> _Work request_: Would you please give every entry again exactly, without the pictures?

Entries from a page text dataset
_ _ _ _ _

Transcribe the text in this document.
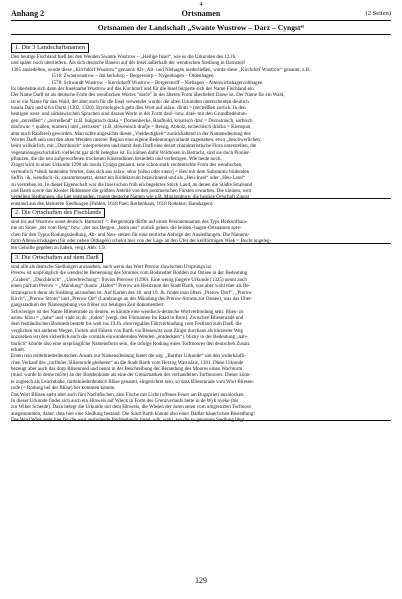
4
Anhang 2	Ortsnamen	(2 Seiten)
Ortsnamen der Landschaft „Swante Wustrow – Darz – Cyngst“
1. Die 3 Landschaftsnamen
Den heutige Fischland hieß bei den Wenden Swante Wustrow – „Heilige Insel“, wie es die Urkunden des 13.Jh.
und später noch überliefern. Als sich deutsche Bauern auf der Insel außerhalb der wendischen Siedlung in Barnstorf
1385 ansiedelten, wurde diese „Kirchdorf Wustrow“ genannt. Alt-, Alt- und Niehagen niederließen, wurde diese „Kirchdorf Wustrow“ genannt, z.B.:
1516: Zwantwustrow – dat kerkdorp – Bergerstorp – Nygenhagen – Oldenhagen
1578: Schwandt Wustrow – Kerckdorff Wustrow – Bergerstorff – Niehagen – Altenwichshagen/olthagen
Es überlebte sich dann der Inselname Wustrow auf das Kirchdorf und für die Insel bürgerte sich der Name Fischland ein.
Der Name Darß ist als deutsche Form des wendischen Wortes "darče" In der älteren Form überliefert Darse ist. Der Name für ein Wald,
ist er ein Name für den Wald, der aber auch für die Insel verwendet wurde: die alten Urkunden unterscheiden deutlich
insula Darz und silva Dartz (1302, 1326). Etymologisch geht dies Wort auf aslaw. dĭrati = (zer)reißen zurück. In den
heutigen west- und südslawischen Sprachen sind daraus Worte in der Form darč- bzw. draě- mit den Grundbedeutun-
gen „zerreißen“ / „zerreißend“ (z.B. bulgarisch draka = Dornenhecke, Raufbold, kroatisch drač = Dornstrauch, sorbisch
dračowac = quälen, martern) und „zerrissen“ (z.B. slowenisch dračje = Reisig, Abholz, tschechisch dráčka = Kienspan,
aber auch Raufereí) geworden. Man sollte angesichts dieser „Vieldeutigkeit“ zurückhaltend in der Namensdeutung des
Wortes Darß sein und den alten Wenden unserer Region eine eigene Bedeutungsvariante zugestehen, etwa „beschwerlichen,
beim willkürlich, mit „Dornbusch“ interpretieren und damit dem Darß eine derart charakteristische Flora unterstellen, die
vegetationsgeschichtlich vielleicht gar nicht belegbar ist. Es kämen dafür Wildrosen in Betracht, sind sie doch Pionier-
pflanzen, die die neu aufgeworfenen trockenen Küstendünen besiedeln und verfestigen. Wie heute noch.
Zingst wird in einer Urkunde 1290 als insula Cyngst genannt, eine schon stark verdeutschte Form des wendischen,
vermutlich *sěnik lautenden Wortes, dass sich aus aslaw. sěno [siěno oder sieno] = Heu mit dem Substantiv bildenden
Suffix -ik, wendisch -ik, zusammensetzt, derart ein Kollektivum bezeichnend und als „Heu-Insel“ oder „Heu-Land“
zu verstehen ist. In dieser Eigenschaft war die Insel schon früh ein begehrtes Stück Land, an denen die Städte Stralsund
und Barth sowie das Kloster Hiddensee die größten Anteile von den pommerschen Fürsten erwarben. Die kleinen, weit
verteilten Siedlungen, die hier entstanden, trugen deutsche Namen wie z.B. Müggenburg; die heutige Ortschaft Zingst
entstand aus den kleineren Siedlungen (Pahlen, 1618 Pael; Rothenhaus, 1618 Rodehus; Hanshagen).
2. Die Ortschaften des Fischlands
sind bis auf Wustrow sonst deutsch. Barnstorf <: Bergerstorp dürfte auf einen Personennamen des Typs Herkunftsna-
me im Sinne „der vom Berg“ bzw. „der aus Bergen, „beim uns“ zurück gehen, die beiden -hagen-Ortsnamen spre-
chen für den Typus Rodungssiedlung, Alt- und Neu- stehen für eine zeitliche Abfolge der Ansiedlungen. Die Namens-
form Altenwichshagen (für oder neben Olthagen) scheint hier von der Lage an den Ufer der keilförmigen Wiek = Bucht angeleg-
ten Gehöfte gegeben zu haben, vergl. Abb. 1.9.
3. Die Ortschaften auf dem Darß
sind alle als deutsche Siedlungen anzusehen, auch wenn das Wort Prerow slawischen Ursprungs ist.
Prerow ist ursprünglich die wendische Benennung des Stromes vom Bodstedter Bodden zur Ostsee in der Bedeutung
„Graben“, „Durchbruch“, „Unterbrechung“: fluvius Prerowe (1296). Eine wenig jüngere Urkunde (1325) nennt auch
einen portum Prerow = „Mündung“ (kaum „Hafen“! Prerow als Besitztum der Stadt Barth, was aber wohl eher als Be-
sitzanspruch denn als Siedlung anzusehen ist. Auf Karten des 18. und 19. Jh. findet man öfters „Prerow Dorf“, „Prerow
Kirch“, „Prerow Strom“ und „Prerow Ort“ (Landzunge an der Mündung des Prerow-Stroms zur Ostsee), was das Über-
gangsstadium der Namengebung von früher zur heutigen Zeit dokumentiert.
Schwieriger ist der Name Bliesenrade zu deuten, es könnte eine wendisch-deutsche Wortverbindung sein: Blies- zu
aslaw. blizu = „nahe“ und -rade zu dt. „roden“ (vergl. den Flurnamen Im Raad in Born). Zwischen Bliesenrade und
dem festländischen Bodstedt besteht bis weit ins 19.Jh. eine reguläre Fährverbindung vom Festland zum Darß, die
verglichen mit anderen Wegen, Furten und Fähren von Barth via Bresewitz zum Zingst durchaus als kürzester Weg
anzusehen ist (den sicherlich auch die vormals einwandernden Wenden „entdeckten“). blizny in der Bedeutung „nah-
barlich“ könnte also eine ursprüngliche Namensform sein, die infolge Rodung eines Torfmoores den deutschen Zusatz
erhielt.
Einen rein mittelniederdeutschen Ansatz zur Namensdeutung bietet die sog. „Barther Urkunde“ um den widerkäufli-
chen Verkauf des „torfmôer, Blisenrode gheheten“ an die Stadt Barth vom Herzog Wartislaw, 1381. Diese Urkunde
bezeugt aber auch das dorp Blisenroed und nennt in der Beschreibung der Berandung des Moores einen Wachturm
(mnd. warde bi deme mô're) an der Boddenküste als eine der Grenzmarken des verhandelten Torfmoores. Dieser könn-
te zugleich als Leuchtbake, mittelniederdeutsch Blüse genannt, eingerichtet sein, so dass Bliesenrade vom Wort Bliesen-
rode (= Rodung bei der Blüse) her kommen könnte.
Das Wort Blüsen steht aber auch fürs Nachtfischen, also Fische mit Licht (offenes Feuer am Bugspriet) anzulocken.
In dieser Urkunde findet sich auch ein Hinweis auf Wieck in Form des Grenzverlaufs bette in de Wyk nyeke (bis
zur Wiker Scheide). Dazu belegt die Urkunde mit dem Hinweis, die Wiesen der Juren seien vom umgrenzten Torfmoor
ausgenommen, daher, dass hier eine Siedlung bestand. Die Stadt Barth könnte also einer Darßer bäuerlichen Besiedlung!
Das Wort Wiek steht hier für die weit ausholende Boddenbucht (mnd. wik, wyk), wo die so genannte Siedlung liegt.
129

_ _ _ _ _

> _Answer box_:
Transcribe the text in this document.
4
Anhang 2	Ortsnamen	(2 Seiten)
Ortsnamen der Landschaft „Swante Wustrow – Darz – Cyngst“
1. Die 3 Landschaftsnamen
Den heutige Fischland hieß bei den Wenden Swante Wustrow – „Heilige Insel“, wie es die Urkunden des 13.Jh.
und später noch überliefern. Als sich deutsche Bauern auf der Insel außerhalb der wendischen Siedlung in Barnstorf
1385 ansiedelten, wurde diese „Kirchdorf Wustrow“ genannt. Alt-, Alt- und Niehagen niederließen, wurde diese „Kirchdorf Wustrow“ genannt, z.B.:
1516: Zwantwustrow – dat kerkdorp – Bergerstorp – Nygenhagen – Oldenhagen
1578: Schwandt Wustrow – Kerckdorff Wustrow – Bergerstorff – Niehagen – Altenwichshagen/olthagen
Es überlebte sich dann der Inselname Wustrow auf das Kirchdorf und für die Insel bürgerte sich der Name Fischland ein.
Der Name Darß ist als deutsche Form des wendischen Wortes "darče" In der älteren Form überliefert Darse ist. Der Name für ein Wald,
ist er ein Name für den Wald, der aber auch für die Insel verwendet wurde: die alten Urkunden unterscheiden deutlich
insula Darz und silva Dartz (1302, 1326). Etymologisch geht dies Wort auf aslaw. dĭrati = (zer)reißen zurück. In den
heutigen west- und südslawischen Sprachen sind daraus Worte in der Form darč- bzw. draě- mit den Grundbedeutun-
gen „zerreißen“ / „zerreißend“ (z.B. bulgarisch draka = Dornenhecke, Raufbold, kroatisch drač = Dornstrauch, sorbisch
dračowac = quälen, martern) und „zerrissen“ (z.B. slowenisch dračje = Reisig, Abholz, tschechisch dráčka = Kienspan,
aber auch Raufereí) geworden. Man sollte angesichts dieser „Vieldeutigkeit“ zurückhaltend in der Namensdeutung des
Wortes Darß sein und den alten Wenden unserer Region eine eigene Bedeutungsvariante zugestehen, etwa „beschwerlichen,
beim willkürlich, mit „Dornbusch“ interpretieren und damit dem Darß eine derart charakteristische Flora unterstellen, die
vegetationsgeschichtlich vielleicht gar nicht belegbar ist. Es kämen dafür Wildrosen in Betracht, sind sie doch Pionier-
pflanzen, die die neu aufgeworfenen trockenen Küstendünen besiedeln und verfestigen. Wie heute noch.
Zingst wird in einer Urkunde 1290 als insula Cyngst genannt, eine schon stark verdeutschte Form des wendischen,
vermutlich *sěnik lautenden Wortes, dass sich aus aslaw. sěno [siěno oder sieno] = Heu mit dem Substantiv bildenden
Suffix -ik, wendisch -ik, zusammensetzt, derart ein Kollektivum bezeichnend und als „Heu-Insel“ oder „Heu-Land“
zu verstehen ist. In dieser Eigenschaft war die Insel schon früh ein begehrtes Stück Land, an denen die Städte Stralsund
und Barth sowie das Kloster Hiddensee die größten Anteile von den pommerschen Fürsten erwarben. Die kleinen, weit
verteilten Siedlungen, die hier entstanden, trugen deutsche Namen wie z.B. Müggenburg; die heutige Ortschaft Zingst
entstand aus den kleineren Siedlungen (Pahlen, 1618 Pael; Rothenhaus, 1618 Rodehus; Hanshagen).
2. Die Ortschaften des Fischlands
sind bis auf Wustrow sonst deutsch. Barnstorf <: Bergerstorp dürfte auf einen Personennamen des Typs Herkunftsna-
me im Sinne „der vom Berg“ bzw. „der aus Bergen, „beim uns“ zurück gehen, die beiden -hagen-Ortsnamen spre-
chen für den Typus Rodungssiedlung, Alt- und Neu- stehen für eine zeitliche Abfolge der Ansiedlungen. Die Namens-
form Altenwichshagen (für oder neben Olthagen) scheint hier von der Lage an den Ufer der keilförmigen Wiek = Bucht angeleg-
ten Gehöfte gegeben zu haben, vergl. Abb. 1.9.
3. Die Ortschaften auf dem Darß
sind alle als deutsche Siedlungen anzusehen, auch wenn das Wort Prerow slawischen Ursprungs ist.
Prerow ist ursprünglich die wendische Benennung des Stromes vom Bodstedter Bodden zur Ostsee in der Bedeutung
„Graben“, „Durchbruch“, „Unterbrechung“: fluvius Prerowe (1296). Eine wenig jüngere Urkunde (1325) nennt auch
einen portum Prerow = „Mündung“ (kaum „Hafen“! Prerow als Besitztum der Stadt Barth, was aber wohl eher als Be-
sitzanspruch denn als Siedlung anzusehen ist. Auf Karten des 18. und 19. Jh. findet man öfters „Prerow Dorf“, „Prerow
Kirch“, „Prerow Strom“ und „Prerow Ort“ (Landzunge an der Mündung des Prerow-Stroms zur Ostsee), was das Über-
gangsstadium der Namengebung von früher zur heutigen Zeit dokumentiert.
Schwieriger ist der Name Bliesenrade zu deuten, es könnte eine wendisch-deutsche Wortverbindung sein: Blies- zu
aslaw. blizu = „nahe“ und -rade zu dt. „roden“ (vergl. den Flurnamen Im Raad in Born). Zwischen Bliesenrade und
dem festländischen Bodstedt besteht bis weit ins 19.Jh. eine reguläre Fährverbindung vom Festland zum Darß, die
verglichen mit anderen Wegen, Furten und Fähren von Barth via Bresewitz zum Zingst durchaus als kürzester Weg
anzusehen ist (den sicherlich auch die vormals einwandernden Wenden „entdeckten“). blizny in der Bedeutung „nah-
barlich“ könnte also eine ursprüngliche Namensform sein, die infolge Rodung eines Torfmoores den deutschen Zusatz
erhielt.
Einen rein mittelniederdeutschen Ansatz zur Namensdeutung bietet die sog. „Barther Urkunde“ um den widerkäufli-
chen Verkauf des „torfmôer, Blisenrode gheheten“ an die Stadt Barth vom Herzog Wartislaw, 1381. Diese Urkunde
bezeugt aber auch das dorp Blisenroed und nennt in der Beschreibung der Berandung des Moores einen Wachturm
(mnd. warde bi deme mô're) an der Boddenküste als eine der Grenzmarken des verhandelten Torfmoores. Dieser könn-
te zugleich als Leuchtbake, mittelniederdeutsch Blüse genannt, eingerichtet sein, so dass Bliesenrade vom Wort Bliesen-
rode (= Rodung bei der Blüse) her kommen könnte.
Das Wort Blüsen steht aber auch fürs Nachtfischen, also Fische mit Licht (offenes Feuer am Bugspriet) anzulocken.
In dieser Urkunde findet sich auch ein Hinweis auf Wieck in Form des Grenzverlaufs bette in de Wyk nyeke (bis
zur Wiker Scheide). Dazu belegt die Urkunde mit dem Hinweis, die Wiesen der Juren seien vom umgrenzten Torfmoor
ausgenommen, daher, dass hier eine Siedlung bestand. Die Stadt Barth könnte also einer Darßer bäuerlichen Besiedlung!
Das Wort Wiek steht hier für die weit ausholende Boddenbucht (mnd. wik, wyk), wo die so genannte Siedlung liegt.
129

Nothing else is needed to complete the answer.